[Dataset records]
======
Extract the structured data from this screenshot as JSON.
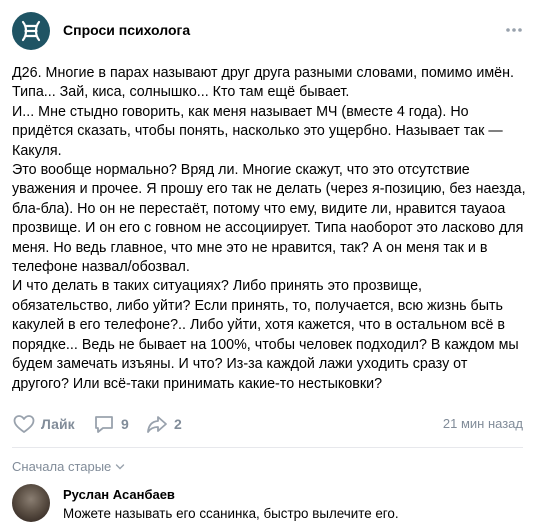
{
  "group": {
    "name": "Спроси психолога",
    "more_icon": "more-horizontal-icon"
  },
  "post": {
    "lines": [
      "Д26. Многие в парах называют друг друга разными словами, помимо имён.",
      "Типа... Зай, киса, солнышко... Кто там ещё бывает.",
      "И... Мне стыдно говорить, как меня называет МЧ (вместе 4 года). Но",
      "придётся сказать, чтобы понять, насколько это ущербно. Называет так —",
      "Какуля.",
      "Это вообще нормально? Вряд ли. Многие скажут, что это отсутствие",
      "уважения и прочее. Я прошу его так не делать (через я-позицию, без наезда,",
      "бла-бла). Но он не перестаёт, потому что ему, видите ли, нравится тауаоа",
      "прозвище. И он его с говном не ассоциирует. Типа наоборот это ласково для",
      "меня. Но ведь главное, что мне это не нравится, так? А он меня так и в",
      "телефоне назвал/обозвал.",
      "И что делать в таких ситуациях? Либо принять это прозвище,",
      "обязательство, либо уйти? Если принять, то, получается, всю жизнь быть",
      "какулей в его телефоне?.. Либо уйти, хотя кажется, что в остальном всё в",
      "порядке... Ведь не бывает на 100%, чтобы человек подходил? В каждом мы",
      "будем замечать изъяны. И что? Из-за каждой лажи уходить сразу от",
      "другого? Или всё-таки принимать какие-то нестыковки?"
    ]
  },
  "actions": {
    "like_label": "Лайк",
    "comments_count": "9",
    "shares_count": "2",
    "time": "21 мин назад"
  },
  "comments": {
    "sort_label": "Сначала старые",
    "items": [
      {
        "author": "Руслан Асанбаев",
        "text": "Можете называть его ссанинка, быстро вылечите его."
      }
    ]
  },
  "colors": {
    "muted": "#818c99",
    "logo": "#1f5464",
    "divider": "#e7e8ec"
  }
}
======
- [Requirement]
All the lines above are to be given again exactly as they read, with the pictures removed.

- [Solution to the problem]
Extract the structured data from this screenshot as JSON.
{
  "group": {
    "name": "Спроси психолога",
    "more_icon": "more-horizontal-icon"
  },
  "post": {
    "lines": [
      "Д26. Многие в парах называют друг друга разными словами, помимо имён.",
      "Типа... Зай, киса, солнышко... Кто там ещё бывает.",
      "И... Мне стыдно говорить, как меня называет МЧ (вместе 4 года). Но",
      "придётся сказать, чтобы понять, насколько это ущербно. Называет так —",
      "Какуля.",
      "Это вообще нормально? Вряд ли. Многие скажут, что это отсутствие",
      "уважения и прочее. Я прошу его так не делать (через я-позицию, без наезда,",
      "бла-бла). Но он не перестаёт, потому что ему, видите ли, нравится тауаоа",
      "прозвище. И он его с говном не ассоциирует. Типа наоборот это ласково для",
      "меня. Но ведь главное, что мне это не нравится, так? А он меня так и в",
      "телефоне назвал/обозвал.",
      "И что делать в таких ситуациях? Либо принять это прозвище,",
      "обязательство, либо уйти? Если принять, то, получается, всю жизнь быть",
      "какулей в его телефоне?.. Либо уйти, хотя кажется, что в остальном всё в",
      "порядке... Ведь не бывает на 100%, чтобы человек подходил? В каждом мы",
      "будем замечать изъяны. И что? Из-за каждой лажи уходить сразу от",
      "другого? Или всё-таки принимать какие-то нестыковки?"
    ]
  },
  "actions": {
    "like_label": "Лайк",
    "comments_count": "9",
    "shares_count": "2",
    "time": "21 мин назад"
  },
  "comments": {
    "sort_label": "Сначала старые",
    "items": [
      {
        "author": "Руслан Асанбаев",
        "text": "Можете называть его ссанинка, быстро вылечите его."
      }
    ]
  },
  "colors": {
    "muted": "#818c99",
    "logo": "#1f5464",
    "divider": "#e7e8ec"
  }
}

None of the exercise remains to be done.